Aim:
Give the data below again exactly as it stands. Omit the pictures.

:::

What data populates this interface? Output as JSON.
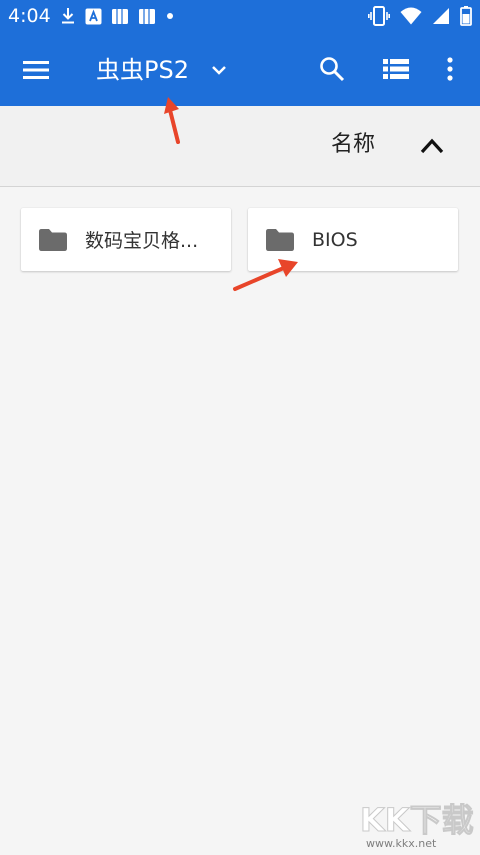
{
  "status_bar": {
    "time": "4:04",
    "left_icons": [
      "download-icon",
      "a-badge-icon",
      "notebook-icon",
      "notebook-icon",
      "dot-icon"
    ],
    "right_icons": [
      "vibrate-icon",
      "wifi-icon",
      "cell-signal-icon",
      "battery-icon"
    ]
  },
  "toolbar": {
    "title": "虫虫PS2",
    "menu_icon": "hamburger-menu-icon",
    "dropdown_icon": "chevron-down-icon",
    "search_icon": "search-icon",
    "view_icon": "list-view-icon",
    "more_icon": "more-vert-icon"
  },
  "sort": {
    "label": "名称",
    "direction_icon": "chevron-up-icon"
  },
  "folders": [
    {
      "name": "数码宝贝格...",
      "icon": "folder-icon"
    },
    {
      "name": "BIOS",
      "icon": "folder-icon"
    }
  ],
  "watermark": {
    "text": "KK下载",
    "url": "www.kkx.net"
  },
  "colors": {
    "appbar": "#1e6fd9",
    "sortbar": "#f1f1f1",
    "background": "#f5f5f5",
    "folder_icon": "#6b6b6b",
    "annotation_arrow": "#e8452a"
  }
}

:::

Answer to the problem:
What data populates this interface? Output as JSON.
{
  "status_bar": {
    "time": "4:04",
    "left_icons": [
      "download-icon",
      "a-badge-icon",
      "notebook-icon",
      "notebook-icon",
      "dot-icon"
    ],
    "right_icons": [
      "vibrate-icon",
      "wifi-icon",
      "cell-signal-icon",
      "battery-icon"
    ]
  },
  "toolbar": {
    "title": "虫虫PS2",
    "menu_icon": "hamburger-menu-icon",
    "dropdown_icon": "chevron-down-icon",
    "search_icon": "search-icon",
    "view_icon": "list-view-icon",
    "more_icon": "more-vert-icon"
  },
  "sort": {
    "label": "名称",
    "direction_icon": "chevron-up-icon"
  },
  "folders": [
    {
      "name": "数码宝贝格...",
      "icon": "folder-icon"
    },
    {
      "name": "BIOS",
      "icon": "folder-icon"
    }
  ],
  "watermark": {
    "text": "KK下载",
    "url": "www.kkx.net"
  },
  "colors": {
    "appbar": "#1e6fd9",
    "sortbar": "#f1f1f1",
    "background": "#f5f5f5",
    "folder_icon": "#6b6b6b",
    "annotation_arrow": "#e8452a"
  }
}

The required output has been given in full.